┌─ Data provided
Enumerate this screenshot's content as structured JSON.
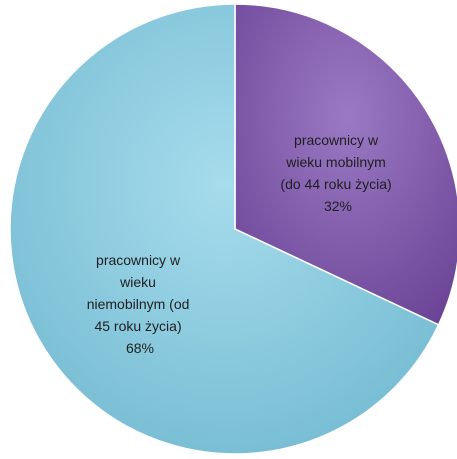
{
  "chart_data": {
    "type": "pie",
    "slices": [
      {
        "label_lines": [
          "pracownicy w",
          "wieku mobilnym",
          "(do 44 roku życia)"
        ],
        "value": 32,
        "value_label": "32%",
        "color": "#7b54a6"
      },
      {
        "label_lines": [
          "pracownicy w",
          "wieku",
          "niemobilnym (od",
          "45 roku życia)"
        ],
        "value": 68,
        "value_label": "68%",
        "color": "#7fc6dc"
      }
    ]
  }
}
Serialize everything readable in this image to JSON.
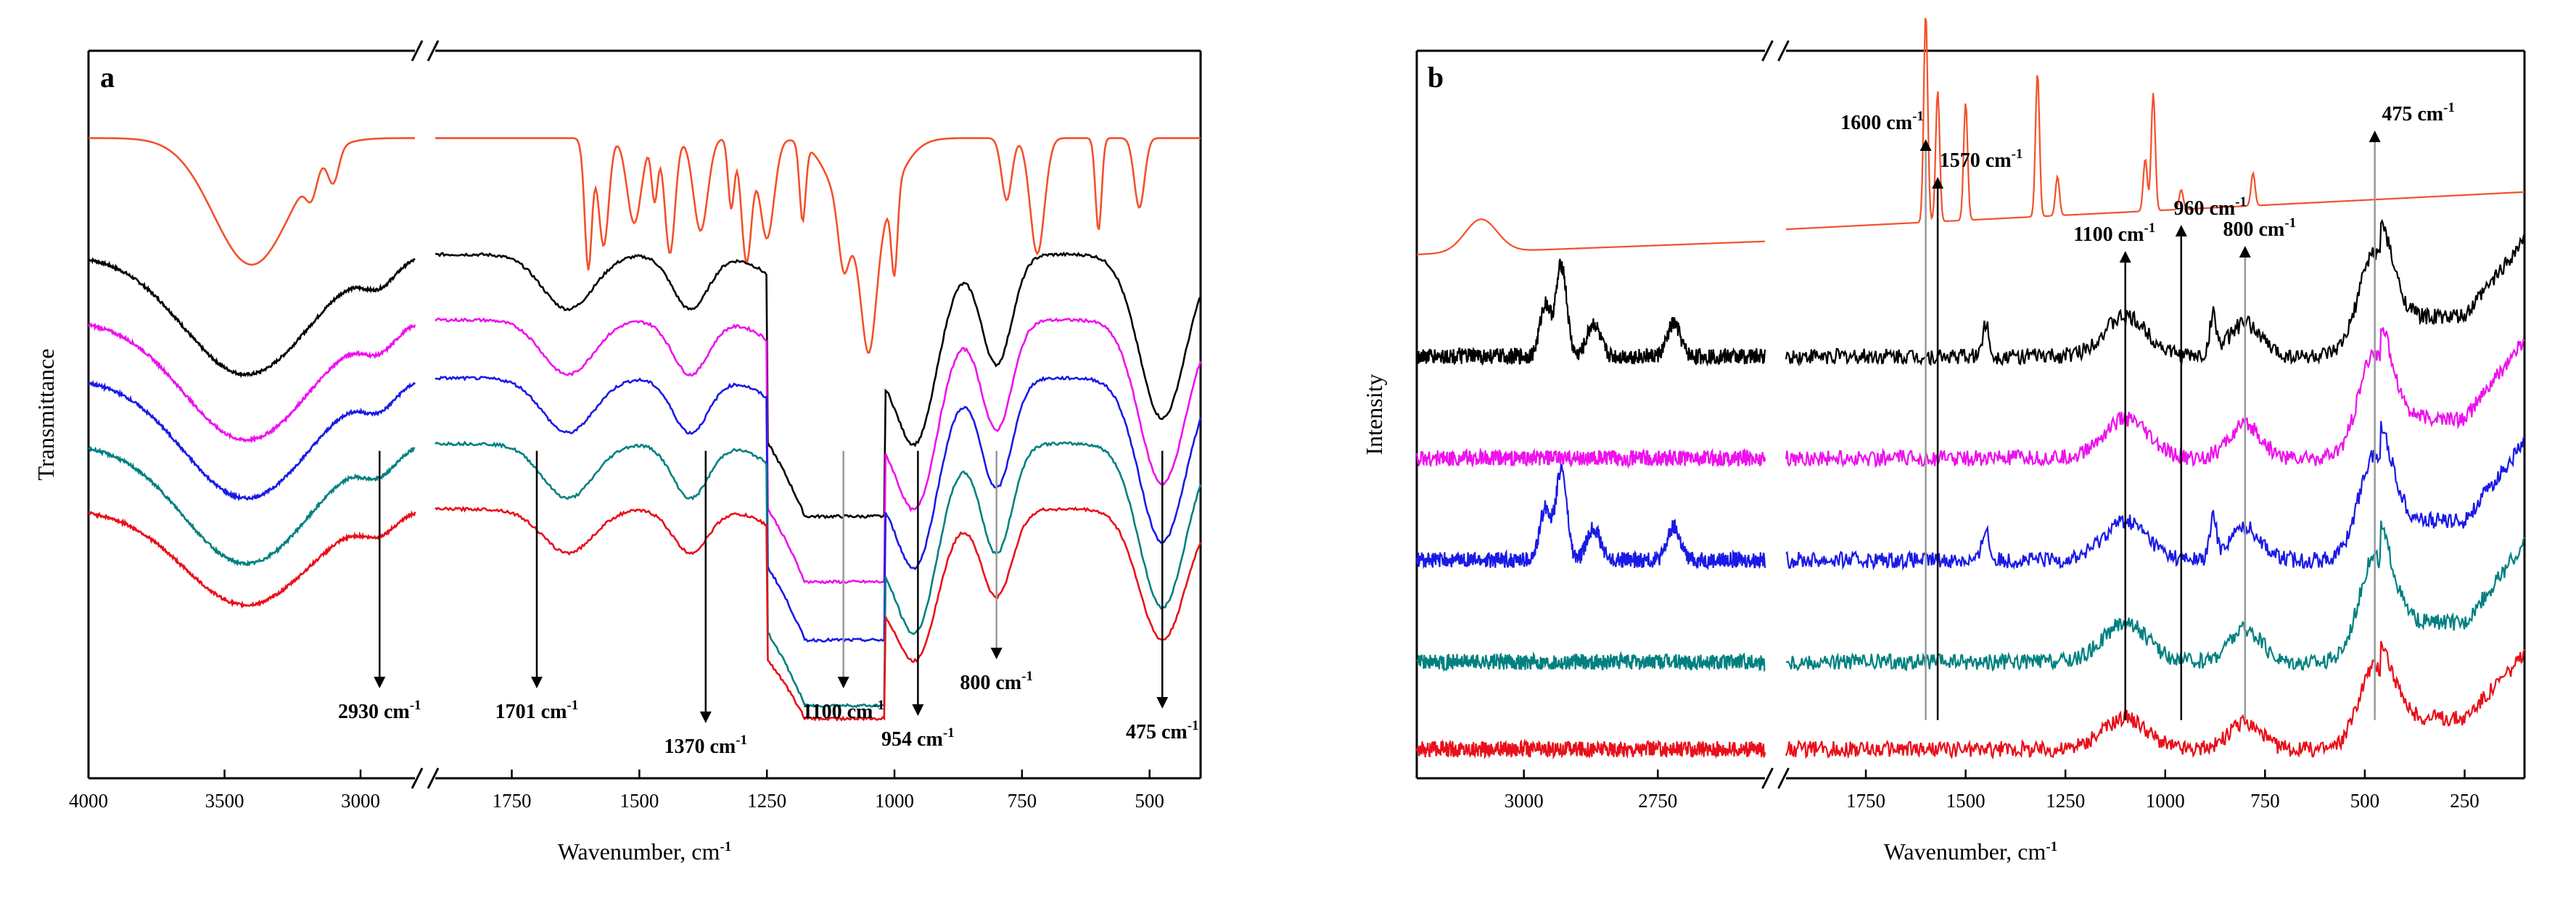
└─
Given task:
Using the records above, retype everything exactly except the pictures.

Solution to this task:
Enumerate this screenshot's content as structured JSON.
{
  "chart_data": {
    "type": "pie",
    "slices": [
      {
        "label_lines": [
          "pracownicy w",
          "wieku mobilnym",
          "(do 44 roku życia)"
        ],
        "value": 32,
        "value_label": "32%",
        "color": "#7b54a6"
      },
      {
        "label_lines": [
          "pracownicy w",
          "wieku",
          "niemobilnym (od",
          "45 roku życia)"
        ],
        "value": 68,
        "value_label": "68%",
        "color": "#7fc6dc"
      }
    ]
  }
}
Serialize everything readable in this image to JSON.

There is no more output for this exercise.